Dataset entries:
/---

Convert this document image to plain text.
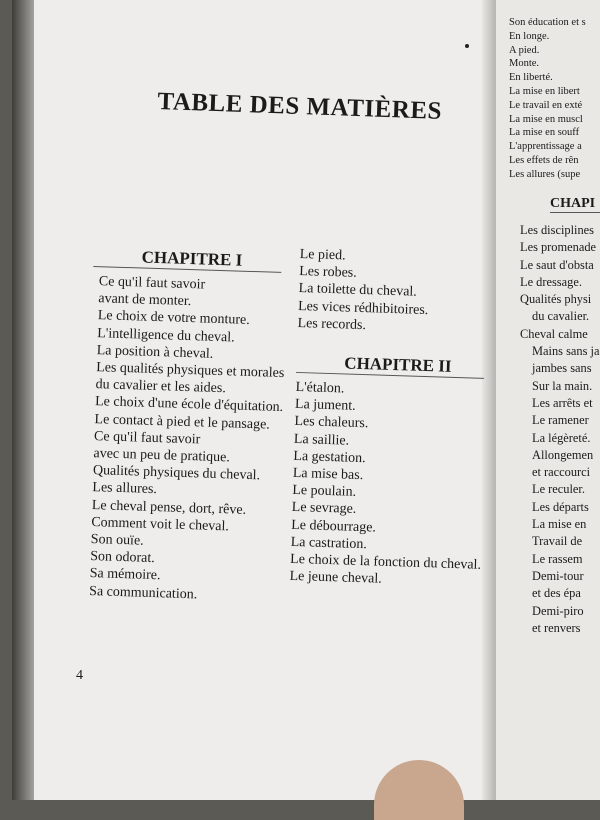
TABLE DES MATIÈRES
CHAPITRE I
Ce qu'il faut savoir
avant de monter.
Le choix de votre monture.
L'intelligence du cheval.
La position à cheval.
Les qualités physiques et morales
du cavalier et les aides.
Le choix d'une école d'équitation.
Le contact à pied et le pansage.
Ce qu'il faut savoir
avec un peu de pratique.
Qualités physiques du cheval.
Les allures.
Le cheval pense, dort, rêve.
Comment voit le cheval.
Son ouïe.
Son odorat.
Sa mémoire.
Sa communication.
Le pied.
Les robes.
La toilette du cheval.
Les vices rédhibitoires.
Les records.
CHAPITRE II
L'étalon.
La jument.
Les chaleurs.
La saillie.
La gestation.
La mise bas.
Le poulain.
Le sevrage.
Le débourrage.
La castration.
Le choix de la fonction du cheval.
Le jeune cheval.
4
Son éducation et s
En longe.
A pied.
Monte.
En liberté.
La mise en libert
Le travail en exté
La mise en muscl
La mise en souff
L'apprentissage a
Les effets de rên
Les allures (supe
CHAPI
Les disciplines
Les promenade
Le saut d'obsta
Le dressage.
Qualités physi
du cavalier.
Cheval calme
Mains sans ja
jambes sans
Sur la main.
Les arrêts et
Le ramener
La légèreté.
Allongemen
et raccourci
Le reculer.
Les départs
La mise en
Travail de
Le rassem
Demi-tour
et des épa
Demi-piro
et renvers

\---

• [EXERCISE REQUIREMENTS]: Read through the entries and copy each line in which "pied" appears.

• [TASK SOLUTION]:
Le contact à pied et le pansage.
Le pied.
A pied.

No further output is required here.